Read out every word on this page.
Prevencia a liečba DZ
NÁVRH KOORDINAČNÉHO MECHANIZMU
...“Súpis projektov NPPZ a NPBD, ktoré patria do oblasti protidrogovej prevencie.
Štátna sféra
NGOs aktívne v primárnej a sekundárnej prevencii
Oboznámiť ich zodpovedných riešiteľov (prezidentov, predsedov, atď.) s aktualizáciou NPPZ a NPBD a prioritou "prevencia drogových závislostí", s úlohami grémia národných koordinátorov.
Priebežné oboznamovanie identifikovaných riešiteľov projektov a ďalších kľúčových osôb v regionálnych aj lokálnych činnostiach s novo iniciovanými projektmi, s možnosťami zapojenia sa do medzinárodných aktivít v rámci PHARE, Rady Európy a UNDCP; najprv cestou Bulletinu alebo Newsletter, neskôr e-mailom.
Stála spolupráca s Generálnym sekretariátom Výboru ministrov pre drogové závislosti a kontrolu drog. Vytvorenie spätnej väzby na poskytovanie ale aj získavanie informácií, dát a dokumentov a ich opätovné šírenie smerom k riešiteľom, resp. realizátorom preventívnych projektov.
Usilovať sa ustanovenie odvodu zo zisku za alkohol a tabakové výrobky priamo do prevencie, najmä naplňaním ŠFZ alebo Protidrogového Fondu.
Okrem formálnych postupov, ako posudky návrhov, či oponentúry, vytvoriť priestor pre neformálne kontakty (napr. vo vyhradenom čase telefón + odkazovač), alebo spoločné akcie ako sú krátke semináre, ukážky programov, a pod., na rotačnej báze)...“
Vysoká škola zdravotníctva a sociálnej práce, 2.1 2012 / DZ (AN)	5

++++++++++

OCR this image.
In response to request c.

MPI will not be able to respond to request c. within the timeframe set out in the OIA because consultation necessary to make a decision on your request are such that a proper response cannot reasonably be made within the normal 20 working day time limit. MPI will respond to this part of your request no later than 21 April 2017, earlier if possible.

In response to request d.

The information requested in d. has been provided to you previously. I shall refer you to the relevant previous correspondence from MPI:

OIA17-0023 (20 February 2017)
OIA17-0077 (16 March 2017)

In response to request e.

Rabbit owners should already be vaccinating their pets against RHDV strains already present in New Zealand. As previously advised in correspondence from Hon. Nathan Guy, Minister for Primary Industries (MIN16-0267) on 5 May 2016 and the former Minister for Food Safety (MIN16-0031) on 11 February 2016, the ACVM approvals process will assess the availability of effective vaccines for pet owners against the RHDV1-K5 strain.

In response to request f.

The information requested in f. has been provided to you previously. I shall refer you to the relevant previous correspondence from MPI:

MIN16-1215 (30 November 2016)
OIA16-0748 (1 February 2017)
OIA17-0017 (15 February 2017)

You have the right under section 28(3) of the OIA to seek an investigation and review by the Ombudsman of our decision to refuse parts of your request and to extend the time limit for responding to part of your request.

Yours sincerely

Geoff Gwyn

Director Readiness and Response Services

++++++++++

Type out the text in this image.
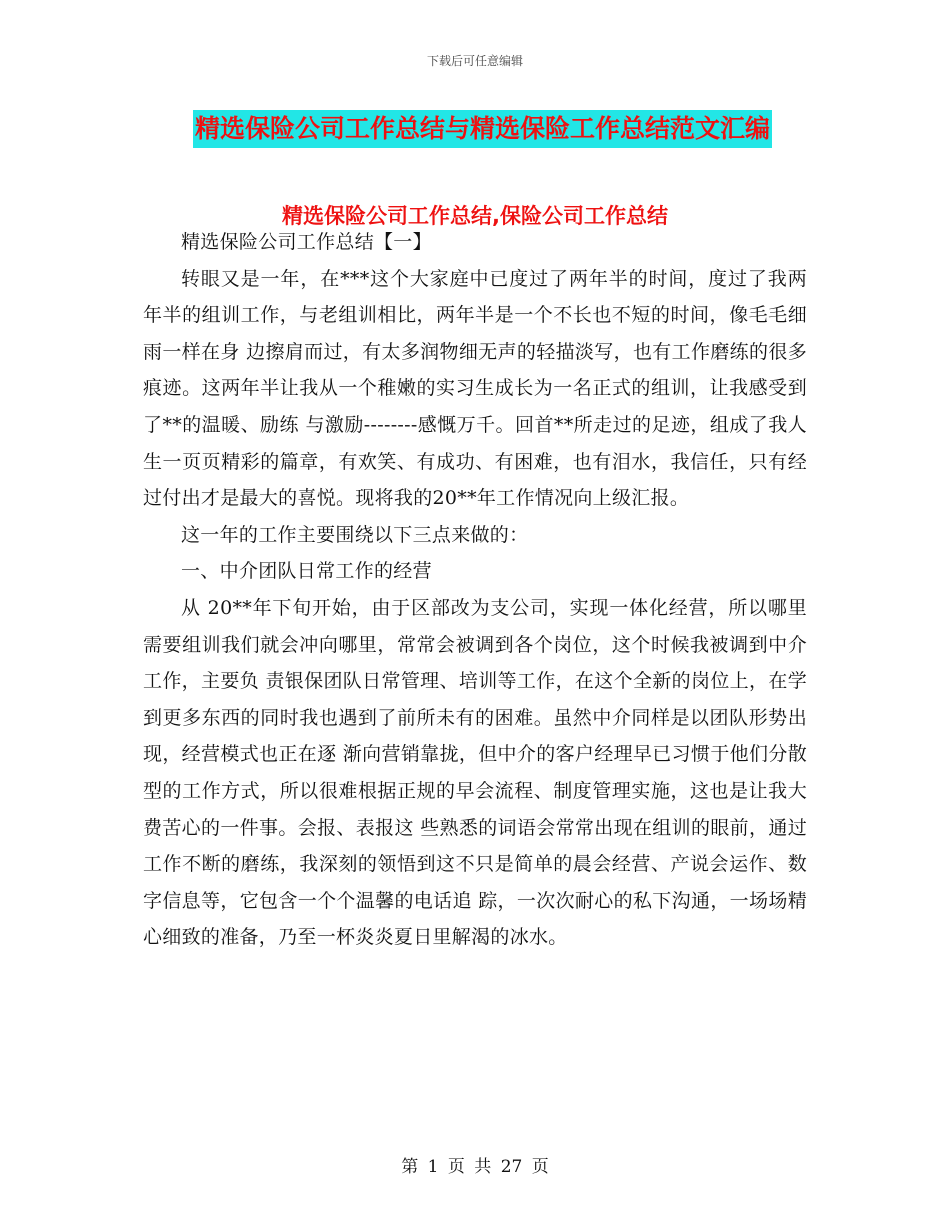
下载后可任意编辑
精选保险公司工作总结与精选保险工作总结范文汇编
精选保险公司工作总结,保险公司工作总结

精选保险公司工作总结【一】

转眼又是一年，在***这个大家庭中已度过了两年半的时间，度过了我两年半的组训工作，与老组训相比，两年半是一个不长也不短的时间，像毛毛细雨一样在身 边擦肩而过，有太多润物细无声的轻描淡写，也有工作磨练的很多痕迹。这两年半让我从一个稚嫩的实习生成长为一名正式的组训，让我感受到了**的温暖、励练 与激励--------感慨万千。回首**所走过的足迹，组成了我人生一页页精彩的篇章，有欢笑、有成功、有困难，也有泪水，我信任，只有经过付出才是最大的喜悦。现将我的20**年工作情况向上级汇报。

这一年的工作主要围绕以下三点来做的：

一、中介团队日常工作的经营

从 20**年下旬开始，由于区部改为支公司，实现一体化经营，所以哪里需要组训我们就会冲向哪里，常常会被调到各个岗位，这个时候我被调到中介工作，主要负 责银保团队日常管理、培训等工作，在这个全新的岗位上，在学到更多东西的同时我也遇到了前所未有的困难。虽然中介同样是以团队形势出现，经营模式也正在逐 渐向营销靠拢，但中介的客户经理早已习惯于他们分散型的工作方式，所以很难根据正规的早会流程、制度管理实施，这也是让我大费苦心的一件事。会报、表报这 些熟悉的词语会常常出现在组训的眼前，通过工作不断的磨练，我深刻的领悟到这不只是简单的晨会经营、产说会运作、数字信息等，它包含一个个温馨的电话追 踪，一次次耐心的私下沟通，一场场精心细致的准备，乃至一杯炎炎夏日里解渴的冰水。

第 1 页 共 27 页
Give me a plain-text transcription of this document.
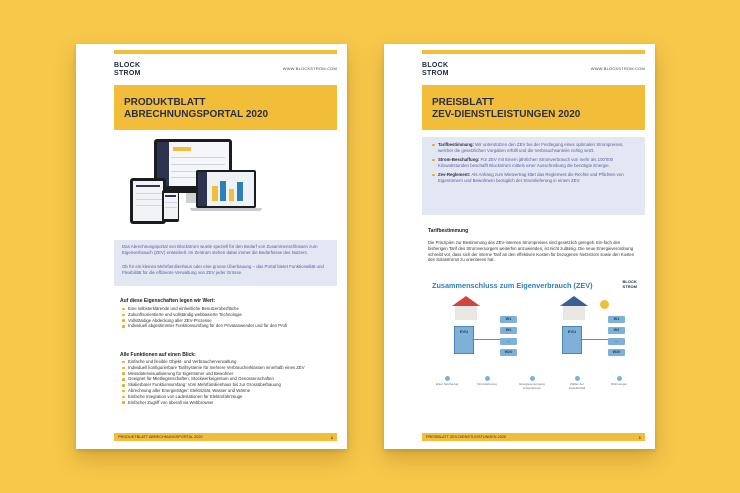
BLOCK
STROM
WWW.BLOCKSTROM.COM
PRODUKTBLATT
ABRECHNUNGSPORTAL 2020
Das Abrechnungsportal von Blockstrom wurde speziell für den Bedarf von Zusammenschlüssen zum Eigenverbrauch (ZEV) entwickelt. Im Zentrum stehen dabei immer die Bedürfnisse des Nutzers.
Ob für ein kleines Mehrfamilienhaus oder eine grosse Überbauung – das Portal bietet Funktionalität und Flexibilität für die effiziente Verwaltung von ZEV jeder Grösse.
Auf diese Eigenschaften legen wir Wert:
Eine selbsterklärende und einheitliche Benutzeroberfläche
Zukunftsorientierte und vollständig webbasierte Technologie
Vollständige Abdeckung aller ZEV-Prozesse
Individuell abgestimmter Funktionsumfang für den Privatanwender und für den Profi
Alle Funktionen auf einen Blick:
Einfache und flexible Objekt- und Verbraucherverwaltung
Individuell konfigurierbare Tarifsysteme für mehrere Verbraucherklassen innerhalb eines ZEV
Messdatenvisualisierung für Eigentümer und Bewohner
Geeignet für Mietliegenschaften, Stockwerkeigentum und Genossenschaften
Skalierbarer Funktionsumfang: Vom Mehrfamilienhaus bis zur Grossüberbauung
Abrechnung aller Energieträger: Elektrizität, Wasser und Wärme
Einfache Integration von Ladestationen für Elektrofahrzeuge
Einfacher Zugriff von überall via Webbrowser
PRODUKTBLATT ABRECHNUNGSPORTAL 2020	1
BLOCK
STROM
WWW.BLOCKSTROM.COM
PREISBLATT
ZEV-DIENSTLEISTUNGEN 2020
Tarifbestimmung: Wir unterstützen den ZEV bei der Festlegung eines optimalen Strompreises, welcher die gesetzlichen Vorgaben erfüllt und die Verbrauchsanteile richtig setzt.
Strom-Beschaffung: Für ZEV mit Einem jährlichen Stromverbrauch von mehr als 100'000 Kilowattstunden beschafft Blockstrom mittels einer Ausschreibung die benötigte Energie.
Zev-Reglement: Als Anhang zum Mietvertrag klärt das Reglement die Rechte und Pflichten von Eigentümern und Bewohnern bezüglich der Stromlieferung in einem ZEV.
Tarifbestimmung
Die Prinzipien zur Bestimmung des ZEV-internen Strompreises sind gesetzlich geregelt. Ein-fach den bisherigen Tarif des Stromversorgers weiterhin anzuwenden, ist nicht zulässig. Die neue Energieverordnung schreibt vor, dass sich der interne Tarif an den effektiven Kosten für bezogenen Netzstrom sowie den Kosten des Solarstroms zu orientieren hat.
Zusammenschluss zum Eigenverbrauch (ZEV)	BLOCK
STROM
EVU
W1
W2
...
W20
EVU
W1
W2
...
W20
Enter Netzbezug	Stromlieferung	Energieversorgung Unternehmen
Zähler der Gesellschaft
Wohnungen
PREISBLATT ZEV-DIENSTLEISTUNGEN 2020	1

++++++++++

▶ _What this task involves_
Pull every line containing the word "text" out of the material.

▶ _Completed exercise_
Type out the text in this image.
Give me a plain-text transcription of this document.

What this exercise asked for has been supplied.